▸ DIRECTION
Repeat, exactly and completely, the entries shown underneath.

▸ GIVEN RECORDS
+---+

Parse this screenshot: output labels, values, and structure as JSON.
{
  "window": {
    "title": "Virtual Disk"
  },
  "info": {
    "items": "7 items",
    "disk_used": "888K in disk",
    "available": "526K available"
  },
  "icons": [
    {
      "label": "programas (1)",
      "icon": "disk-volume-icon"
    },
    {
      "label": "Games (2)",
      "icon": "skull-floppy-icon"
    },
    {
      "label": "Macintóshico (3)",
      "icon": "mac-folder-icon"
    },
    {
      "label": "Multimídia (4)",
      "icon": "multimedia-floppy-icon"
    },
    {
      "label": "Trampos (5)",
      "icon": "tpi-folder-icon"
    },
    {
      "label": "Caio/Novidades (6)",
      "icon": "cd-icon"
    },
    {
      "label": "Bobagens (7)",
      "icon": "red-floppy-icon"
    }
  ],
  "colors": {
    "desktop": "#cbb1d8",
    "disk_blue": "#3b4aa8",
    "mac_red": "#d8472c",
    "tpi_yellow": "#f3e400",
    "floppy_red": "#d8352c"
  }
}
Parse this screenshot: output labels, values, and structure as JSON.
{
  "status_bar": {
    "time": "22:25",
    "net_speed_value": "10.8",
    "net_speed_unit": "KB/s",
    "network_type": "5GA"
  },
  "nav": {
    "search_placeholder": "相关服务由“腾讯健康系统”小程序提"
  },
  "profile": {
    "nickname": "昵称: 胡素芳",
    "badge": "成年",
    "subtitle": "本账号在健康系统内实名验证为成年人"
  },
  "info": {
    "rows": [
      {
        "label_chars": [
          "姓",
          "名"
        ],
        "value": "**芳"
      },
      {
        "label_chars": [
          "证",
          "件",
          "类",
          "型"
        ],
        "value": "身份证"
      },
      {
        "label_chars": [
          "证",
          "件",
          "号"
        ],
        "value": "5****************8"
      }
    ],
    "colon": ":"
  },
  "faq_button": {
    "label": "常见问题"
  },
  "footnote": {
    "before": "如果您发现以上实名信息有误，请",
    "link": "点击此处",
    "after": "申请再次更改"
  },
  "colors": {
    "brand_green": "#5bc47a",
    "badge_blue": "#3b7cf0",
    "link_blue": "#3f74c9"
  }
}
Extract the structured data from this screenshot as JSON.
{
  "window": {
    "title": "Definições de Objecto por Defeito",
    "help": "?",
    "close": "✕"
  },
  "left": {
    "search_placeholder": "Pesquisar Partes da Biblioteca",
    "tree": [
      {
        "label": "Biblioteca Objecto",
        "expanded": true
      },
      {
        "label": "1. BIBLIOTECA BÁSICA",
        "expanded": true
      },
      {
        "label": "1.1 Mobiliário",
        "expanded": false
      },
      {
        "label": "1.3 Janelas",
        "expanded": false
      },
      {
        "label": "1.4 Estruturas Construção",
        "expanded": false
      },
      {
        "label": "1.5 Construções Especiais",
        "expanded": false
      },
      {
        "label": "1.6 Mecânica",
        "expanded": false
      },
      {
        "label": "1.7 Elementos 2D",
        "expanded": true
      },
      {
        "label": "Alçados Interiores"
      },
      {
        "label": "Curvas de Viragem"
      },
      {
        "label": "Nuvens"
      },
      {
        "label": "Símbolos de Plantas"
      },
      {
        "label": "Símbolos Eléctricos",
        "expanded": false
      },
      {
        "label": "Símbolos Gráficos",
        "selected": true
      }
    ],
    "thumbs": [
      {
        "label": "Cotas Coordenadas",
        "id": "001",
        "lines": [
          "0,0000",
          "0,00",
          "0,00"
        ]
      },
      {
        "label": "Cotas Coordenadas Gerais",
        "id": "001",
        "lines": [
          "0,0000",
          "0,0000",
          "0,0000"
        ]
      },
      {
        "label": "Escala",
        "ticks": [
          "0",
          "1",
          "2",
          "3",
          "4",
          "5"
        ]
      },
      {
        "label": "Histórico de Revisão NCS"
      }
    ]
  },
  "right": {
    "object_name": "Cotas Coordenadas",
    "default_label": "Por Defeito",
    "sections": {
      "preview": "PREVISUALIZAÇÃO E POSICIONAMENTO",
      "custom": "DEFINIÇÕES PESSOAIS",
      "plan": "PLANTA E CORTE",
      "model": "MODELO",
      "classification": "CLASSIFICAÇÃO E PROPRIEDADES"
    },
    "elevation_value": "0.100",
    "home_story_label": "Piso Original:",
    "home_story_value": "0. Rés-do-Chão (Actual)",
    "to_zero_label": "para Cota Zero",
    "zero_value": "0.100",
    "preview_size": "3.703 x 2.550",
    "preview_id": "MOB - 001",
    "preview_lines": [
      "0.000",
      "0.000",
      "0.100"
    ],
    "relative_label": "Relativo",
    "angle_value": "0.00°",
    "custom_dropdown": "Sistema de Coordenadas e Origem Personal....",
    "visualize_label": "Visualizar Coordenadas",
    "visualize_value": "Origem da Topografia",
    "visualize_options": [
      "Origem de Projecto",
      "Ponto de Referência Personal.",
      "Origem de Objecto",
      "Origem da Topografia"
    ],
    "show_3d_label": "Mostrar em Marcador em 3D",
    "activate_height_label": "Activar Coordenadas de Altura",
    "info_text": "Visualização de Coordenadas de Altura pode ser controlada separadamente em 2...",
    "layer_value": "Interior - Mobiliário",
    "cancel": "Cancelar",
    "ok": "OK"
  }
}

+---+

▸ THE ANSWER
Parse this screenshot: output labels, values, and structure as JSON.
{
  "window": {
    "title": "Virtual Disk"
  },
  "info": {
    "items": "7 items",
    "disk_used": "888K in disk",
    "available": "526K available"
  },
  "icons": [
    {
      "label": "programas (1)",
      "icon": "disk-volume-icon"
    },
    {
      "label": "Games (2)",
      "icon": "skull-floppy-icon"
    },
    {
      "label": "Macintóshico (3)",
      "icon": "mac-folder-icon"
    },
    {
      "label": "Multimídia (4)",
      "icon": "multimedia-floppy-icon"
    },
    {
      "label": "Trampos (5)",
      "icon": "tpi-folder-icon"
    },
    {
      "label": "Caio/Novidades (6)",
      "icon": "cd-icon"
    },
    {
      "label": "Bobagens (7)",
      "icon": "red-floppy-icon"
    }
  ],
  "colors": {
    "desktop": "#cbb1d8",
    "disk_blue": "#3b4aa8",
    "mac_red": "#d8472c",
    "tpi_yellow": "#f3e400",
    "floppy_red": "#d8352c"
  }
}
Parse this screenshot: output labels, values, and structure as JSON.
{
  "status_bar": {
    "time": "22:25",
    "net_speed_value": "10.8",
    "net_speed_unit": "KB/s",
    "network_type": "5GA"
  },
  "nav": {
    "search_placeholder": "相关服务由“腾讯健康系统”小程序提"
  },
  "profile": {
    "nickname": "昵称: 胡素芳",
    "badge": "成年",
    "subtitle": "本账号在健康系统内实名验证为成年人"
  },
  "info": {
    "rows": [
      {
        "label_chars": [
          "姓",
          "名"
        ],
        "value": "**芳"
      },
      {
        "label_chars": [
          "证",
          "件",
          "类",
          "型"
        ],
        "value": "身份证"
      },
      {
        "label_chars": [
          "证",
          "件",
          "号"
        ],
        "value": "5****************8"
      }
    ],
    "colon": ":"
  },
  "faq_button": {
    "label": "常见问题"
  },
  "footnote": {
    "before": "如果您发现以上实名信息有误，请",
    "link": "点击此处",
    "after": "申请再次更改"
  },
  "colors": {
    "brand_green": "#5bc47a",
    "badge_blue": "#3b7cf0",
    "link_blue": "#3f74c9"
  }
}
Extract the structured data from this screenshot as JSON.
{
  "window": {
    "title": "Definições de Objecto por Defeito",
    "help": "?",
    "close": "✕"
  },
  "left": {
    "search_placeholder": "Pesquisar Partes da Biblioteca",
    "tree": [
      {
        "label": "Biblioteca Objecto",
        "expanded": true
      },
      {
        "label": "1. BIBLIOTECA BÁSICA",
        "expanded": true
      },
      {
        "label": "1.1 Mobiliário",
        "expanded": false
      },
      {
        "label": "1.3 Janelas",
        "expanded": false
      },
      {
        "label": "1.4 Estruturas Construção",
        "expanded": false
      },
      {
        "label": "1.5 Construções Especiais",
        "expanded": false
      },
      {
        "label": "1.6 Mecânica",
        "expanded": false
      },
      {
        "label": "1.7 Elementos 2D",
        "expanded": true
      },
      {
        "label": "Alçados Interiores"
      },
      {
        "label": "Curvas de Viragem"
      },
      {
        "label": "Nuvens"
      },
      {
        "label": "Símbolos de Plantas"
      },
      {
        "label": "Símbolos Eléctricos",
        "expanded": false
      },
      {
        "label": "Símbolos Gráficos",
        "selected": true
      }
    ],
    "thumbs": [
      {
        "label": "Cotas Coordenadas",
        "id": "001",
        "lines": [
          "0,0000",
          "0,00",
          "0,00"
        ]
      },
      {
        "label": "Cotas Coordenadas Gerais",
        "id": "001",
        "lines": [
          "0,0000",
          "0,0000",
          "0,0000"
        ]
      },
      {
        "label": "Escala",
        "ticks": [
          "0",
          "1",
          "2",
          "3",
          "4",
          "5"
        ]
      },
      {
        "label": "Histórico de Revisão NCS"
      }
    ]
  },
  "right": {
    "object_name": "Cotas Coordenadas",
    "default_label": "Por Defeito",
    "sections": {
      "preview": "PREVISUALIZAÇÃO E POSICIONAMENTO",
      "custom": "DEFINIÇÕES PESSOAIS",
      "plan": "PLANTA E CORTE",
      "model": "MODELO",
      "classification": "CLASSIFICAÇÃO E PROPRIEDADES"
    },
    "elevation_value": "0.100",
    "home_story_label": "Piso Original:",
    "home_story_value": "0. Rés-do-Chão (Actual)",
    "to_zero_label": "para Cota Zero",
    "zero_value": "0.100",
    "preview_size": "3.703 x 2.550",
    "preview_id": "MOB - 001",
    "preview_lines": [
      "0.000",
      "0.000",
      "0.100"
    ],
    "relative_label": "Relativo",
    "angle_value": "0.00°",
    "custom_dropdown": "Sistema de Coordenadas e Origem Personal....",
    "visualize_label": "Visualizar Coordenadas",
    "visualize_value": "Origem da Topografia",
    "visualize_options": [
      "Origem de Projecto",
      "Ponto de Referência Personal.",
      "Origem de Objecto",
      "Origem da Topografia"
    ],
    "show_3d_label": "Mostrar em Marcador em 3D",
    "activate_height_label": "Activar Coordenadas de Altura",
    "info_text": "Visualização de Coordenadas de Altura pode ser controlada separadamente em 2...",
    "layer_value": "Interior - Mobiliário",
    "cancel": "Cancelar",
    "ok": "OK"
  }
}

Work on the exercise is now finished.